OBJECTIVE: Each line in the entries below that holds the string "JSON" is to be listed.

INPUT RECORDS:
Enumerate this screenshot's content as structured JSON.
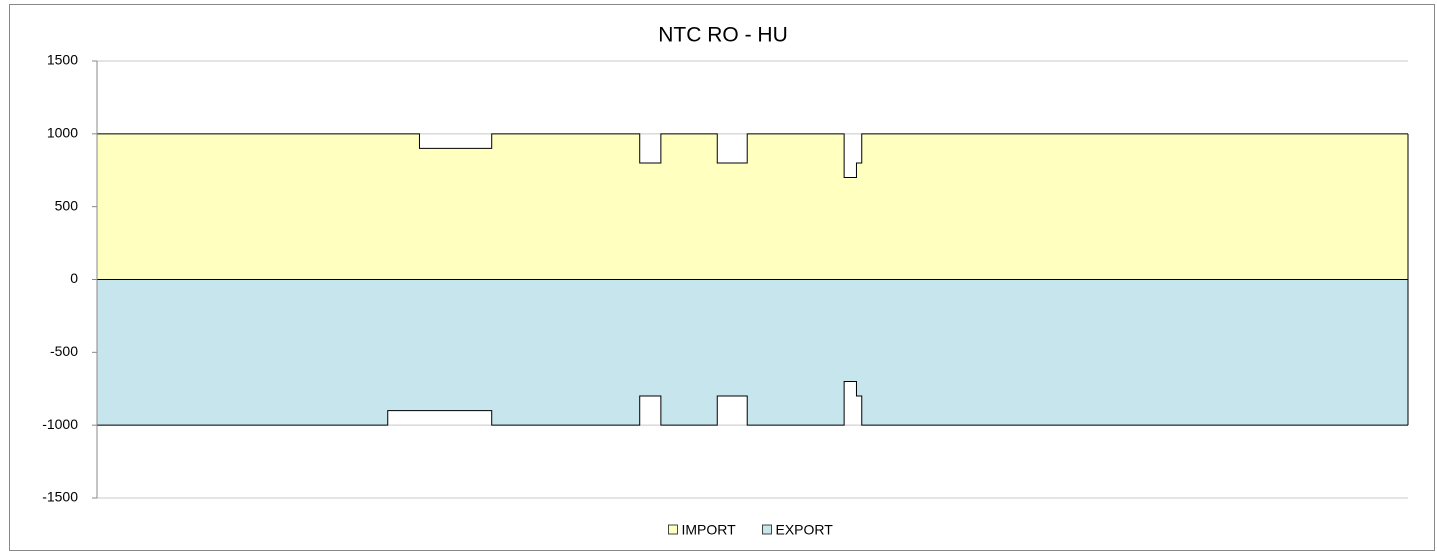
{
  "chart_data": {
    "type": "area",
    "title": "NTC RO - HU",
    "xlim": [
      0,
      744
    ],
    "ylim": [
      -1500,
      1500
    ],
    "yticks": [
      -1500,
      -1000,
      -500,
      0,
      500,
      1000,
      1500
    ],
    "grid": true,
    "legend": "bottom",
    "series": [
      {
        "name": "IMPORT",
        "color": "#ffffc0",
        "x": [
          0,
          183,
          183,
          224,
          224,
          308,
          308,
          320,
          320,
          352,
          352,
          369,
          369,
          424,
          424,
          431,
          431,
          434,
          434,
          744
        ],
        "values": [
          1000,
          1000,
          900,
          900,
          1000,
          1000,
          800,
          800,
          1000,
          1000,
          800,
          800,
          1000,
          1000,
          700,
          700,
          800,
          800,
          1000,
          1000
        ]
      },
      {
        "name": "EXPORT",
        "color": "#c6e5ed",
        "x": [
          0,
          165,
          165,
          224,
          224,
          308,
          308,
          320,
          320,
          352,
          352,
          369,
          369,
          424,
          424,
          431,
          431,
          434,
          434,
          744
        ],
        "values": [
          -1000,
          -1000,
          -900,
          -900,
          -1000,
          -1000,
          -800,
          -800,
          -1000,
          -1000,
          -800,
          -800,
          -1000,
          -1000,
          -700,
          -700,
          -800,
          -800,
          -1000,
          -1000
        ]
      }
    ]
  }
}
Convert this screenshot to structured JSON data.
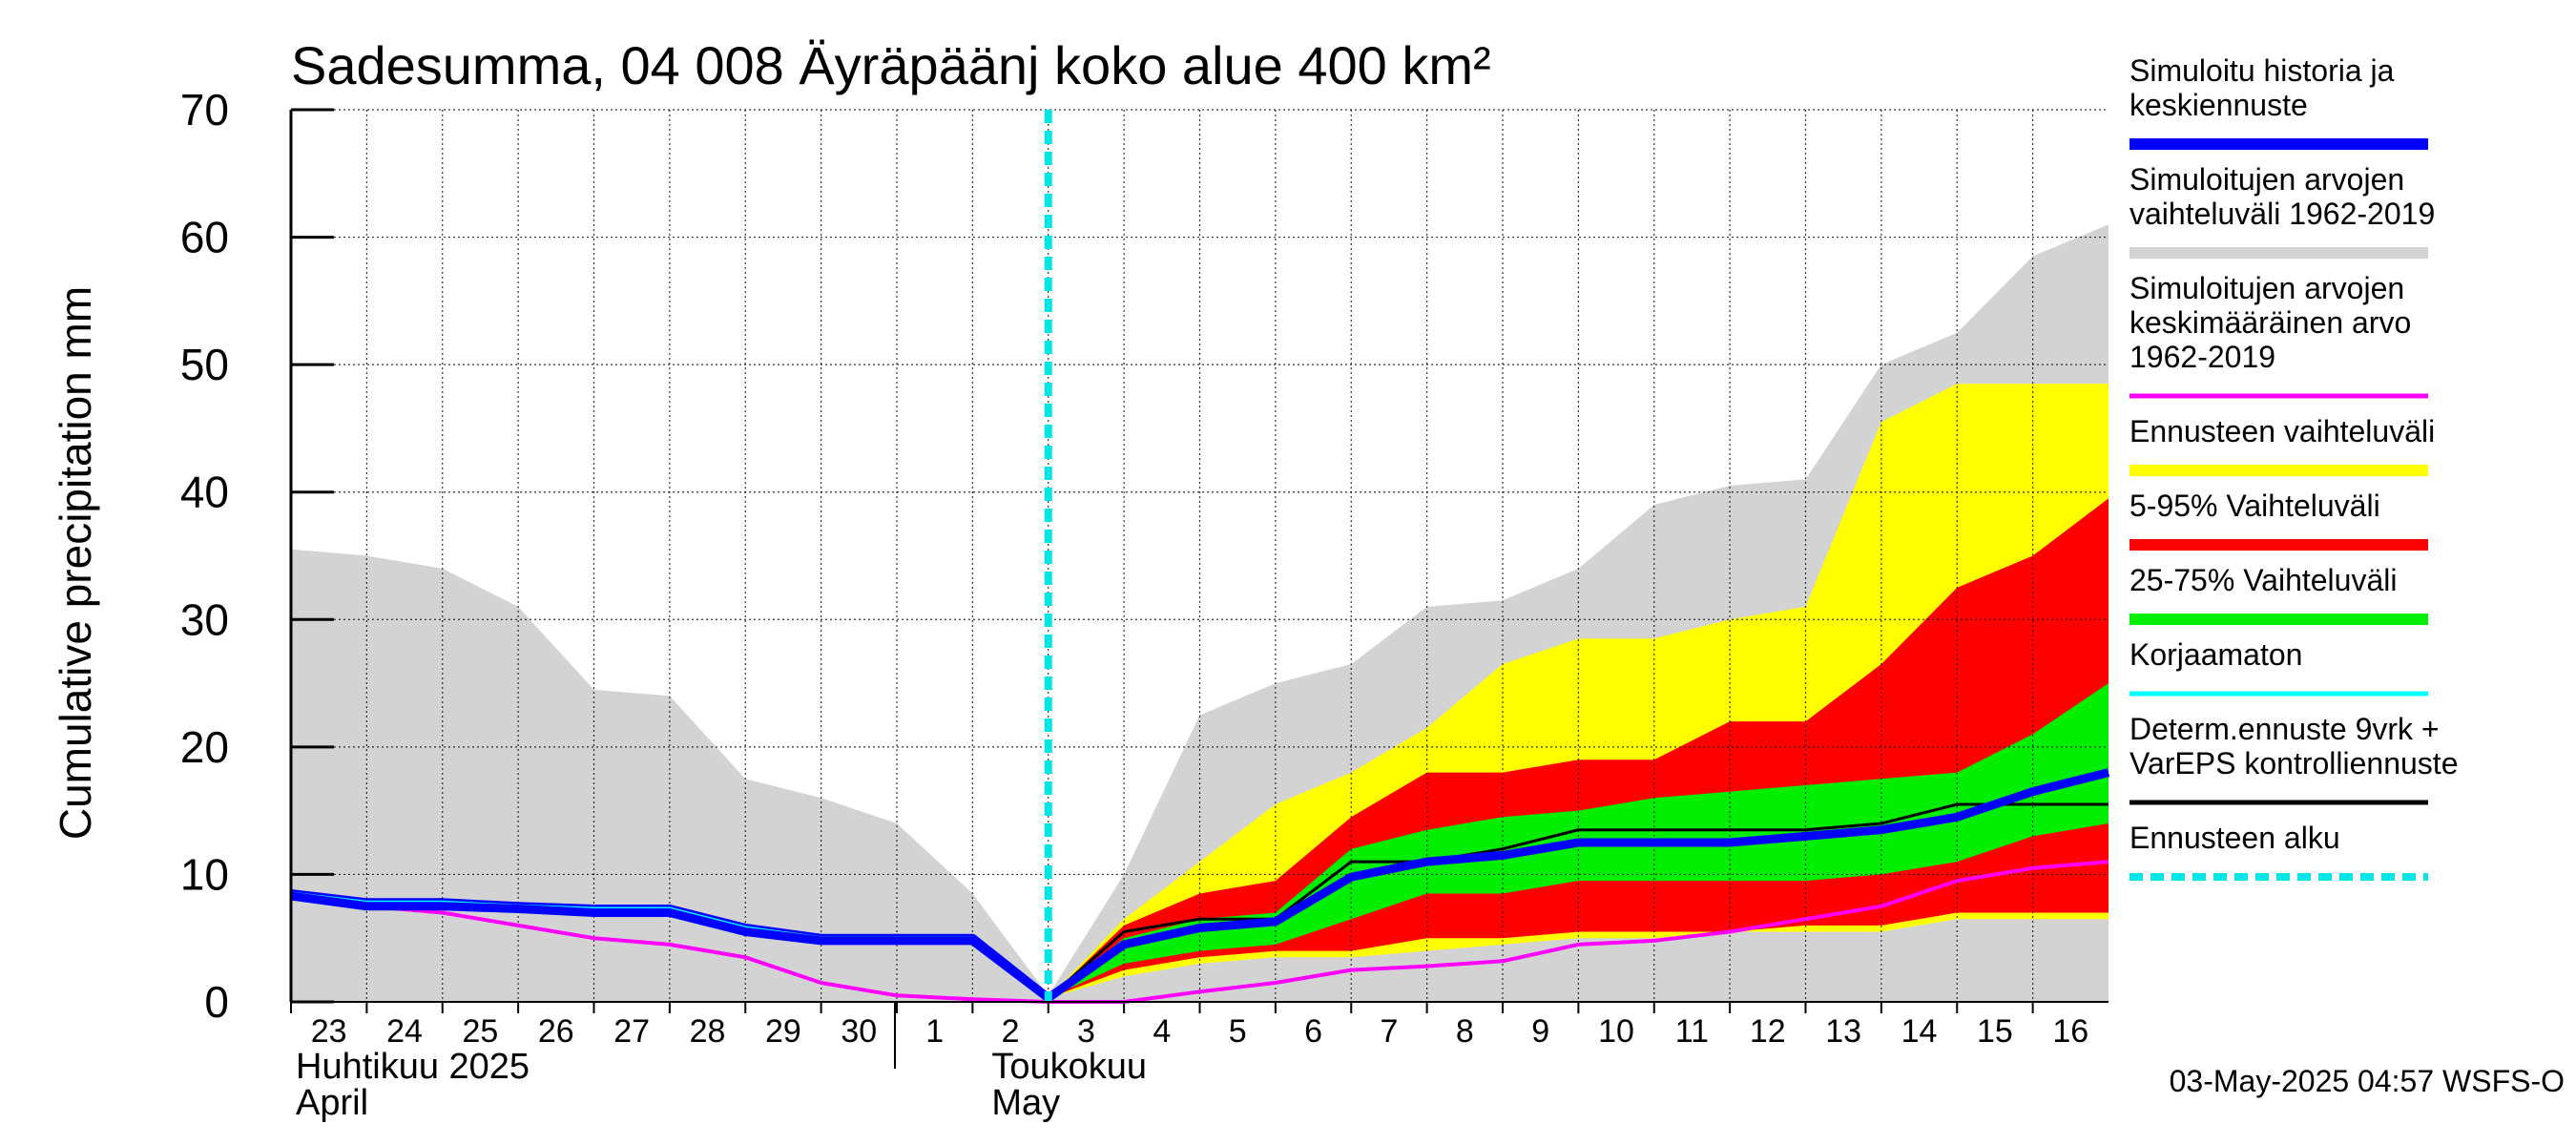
{
  "chart_data": {
    "type": "area",
    "title": "Sadesumma, 04 008 Äyräpäänj koko alue 400 km²",
    "ylabel": "Cumulative precipitation   mm",
    "xlabel": "",
    "ylim": [
      0,
      70
    ],
    "yticks": [
      0,
      10,
      20,
      30,
      40,
      50,
      60,
      70
    ],
    "grid": true,
    "legend_position": "right",
    "x_dates": [
      "2025-04-23",
      "2025-04-24",
      "2025-04-25",
      "2025-04-26",
      "2025-04-27",
      "2025-04-28",
      "2025-04-29",
      "2025-04-30",
      "2025-05-01",
      "2025-05-02",
      "2025-05-03",
      "2025-05-04",
      "2025-05-05",
      "2025-05-06",
      "2025-05-07",
      "2025-05-08",
      "2025-05-09",
      "2025-05-10",
      "2025-05-11",
      "2025-05-12",
      "2025-05-13",
      "2025-05-14",
      "2025-05-15",
      "2025-05-16",
      "2025-05-17"
    ],
    "x_tick_labels": [
      "23",
      "24",
      "25",
      "26",
      "27",
      "28",
      "29",
      "30",
      "1",
      "2",
      "3",
      "4",
      "5",
      "6",
      "7",
      "8",
      "9",
      "10",
      "11",
      "12",
      "13",
      "14",
      "15",
      "16"
    ],
    "month_labels": [
      {
        "fi": "Huhtikuu  2025",
        "en": "April"
      },
      {
        "fi": "Toukokuu",
        "en": "May"
      }
    ],
    "forecast_start": "2025-05-03",
    "bands": [
      {
        "name": "Simuloitujen arvojen vaihteluväli 1962-2019",
        "color": "#d3d3d3",
        "lower": [
          0,
          0,
          0,
          0,
          0,
          0,
          0,
          0,
          0,
          0,
          0,
          0,
          0,
          0,
          0,
          0,
          0,
          0,
          0,
          0,
          0,
          0,
          0,
          0,
          0
        ],
        "upper": [
          35.5,
          35,
          34,
          31,
          24.5,
          24,
          17.5,
          16,
          14,
          8.5,
          0.5,
          10,
          22.5,
          25,
          26.5,
          31,
          31.5,
          34,
          39,
          40.5,
          41,
          50,
          52.5,
          58.5,
          61
        ]
      },
      {
        "name": "Ennusteen vaihteluväli",
        "color": "#ffff00",
        "lower": [
          null,
          null,
          null,
          null,
          null,
          null,
          null,
          null,
          null,
          null,
          0.3,
          2,
          3,
          3.5,
          3.5,
          4,
          4.5,
          5,
          5,
          5.5,
          5.5,
          5.5,
          6.5,
          6.5,
          6.5
        ],
        "upper": [
          null,
          null,
          null,
          null,
          null,
          null,
          null,
          null,
          null,
          null,
          0.3,
          6.5,
          11,
          15.5,
          18,
          21.5,
          26.5,
          28.5,
          28.5,
          30,
          31,
          45.5,
          48.5,
          48.5,
          48.5
        ]
      },
      {
        "name": "5-95% Vaihteluväli",
        "color": "#ff0000",
        "lower": [
          null,
          null,
          null,
          null,
          null,
          null,
          null,
          null,
          null,
          null,
          0.3,
          2.5,
          3.5,
          4,
          4,
          5,
          5,
          5.5,
          5.5,
          5.5,
          6,
          6,
          7,
          7,
          7
        ],
        "upper": [
          null,
          null,
          null,
          null,
          null,
          null,
          null,
          null,
          null,
          null,
          0.3,
          6,
          8.5,
          9.5,
          14.5,
          18,
          18,
          19,
          19,
          22,
          22,
          26.5,
          32.5,
          35,
          39.5
        ]
      },
      {
        "name": "25-75% Vaihteluväli",
        "color": "#00ee00",
        "lower": [
          null,
          null,
          null,
          null,
          null,
          null,
          null,
          null,
          null,
          null,
          0.3,
          3,
          4,
          4.5,
          6.5,
          8.5,
          8.5,
          9.5,
          9.5,
          9.5,
          9.5,
          10,
          11,
          13,
          14
        ],
        "upper": [
          null,
          null,
          null,
          null,
          null,
          null,
          null,
          null,
          null,
          null,
          0.3,
          5,
          6.5,
          7,
          12,
          13.5,
          14.5,
          15,
          16,
          16.5,
          17,
          17.5,
          18,
          21,
          25
        ]
      }
    ],
    "series": [
      {
        "name": "Simuloitujen arvojen keskimääräinen arvo 1962-2019",
        "color": "#ff00ff",
        "values": [
          8.5,
          7.5,
          7,
          6,
          5,
          4.5,
          3.5,
          1.5,
          0.5,
          0.2,
          0,
          0,
          0.8,
          1.5,
          2.5,
          2.8,
          3.2,
          4.5,
          4.8,
          5.5,
          6.5,
          7.5,
          9.5,
          10.5,
          11
        ]
      },
      {
        "name": "Korjaamaton",
        "color": "#00ffff",
        "values": [
          8.5,
          7.8,
          7.8,
          7.5,
          7.3,
          7.3,
          5.8,
          5,
          5,
          5,
          0.3,
          null,
          null,
          null,
          null,
          null,
          null,
          null,
          null,
          null,
          null,
          null,
          null,
          null,
          null
        ]
      },
      {
        "name": "Determ.ennuste 9vrk + VarEPS kontrolliennuste",
        "color": "#000000",
        "values": [
          null,
          null,
          null,
          null,
          null,
          null,
          null,
          null,
          null,
          null,
          0.3,
          5.5,
          6.5,
          6.5,
          11,
          11,
          12,
          13.5,
          13.5,
          13.5,
          13.5,
          14,
          15.5,
          15.5,
          15.5
        ]
      },
      {
        "name": "Simuloitu historia ja keskiennuste",
        "color": "#0000ff",
        "values": [
          8.3,
          7.5,
          7.5,
          7.3,
          7,
          7,
          5.5,
          4.8,
          4.8,
          4.8,
          0.3,
          4.5,
          5.8,
          6.3,
          9.8,
          11,
          11.5,
          12.5,
          12.5,
          12.5,
          13,
          13.5,
          14.5,
          16.5,
          18
        ]
      }
    ],
    "legend": [
      {
        "label": "Simuloitu historia ja\nkeskiennuste",
        "color": "#0000ff",
        "style": "thick"
      },
      {
        "label": "Simuloitujen arvojen\nvaihteluväli 1962-2019",
        "color": "#d3d3d3",
        "style": "thick"
      },
      {
        "label": "Simuloitujen arvojen\nkeskimääräinen arvo\n   1962-2019",
        "color": "#ff00ff",
        "style": "line"
      },
      {
        "label": "Ennusteen vaihteluväli",
        "color": "#ffff00",
        "style": "thick"
      },
      {
        "label": "5-95% Vaihteluväli",
        "color": "#ff0000",
        "style": "thick"
      },
      {
        "label": "25-75% Vaihteluväli",
        "color": "#00ee00",
        "style": "thick"
      },
      {
        "label": "Korjaamaton",
        "color": "#00ffff",
        "style": "line"
      },
      {
        "label": "Determ.ennuste 9vrk +\nVarEPS kontrolliennuste",
        "color": "#000000",
        "style": "line"
      },
      {
        "label": "Ennusteen alku",
        "color": "#00e5e5",
        "style": "dashed"
      }
    ],
    "timestamp": "03-May-2025 04:57 WSFS-O"
  }
}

EXERCISE OUTPUT:
Enumerate this screenshot's content as structured JSON.
Convert this screenshot to structured JSON data.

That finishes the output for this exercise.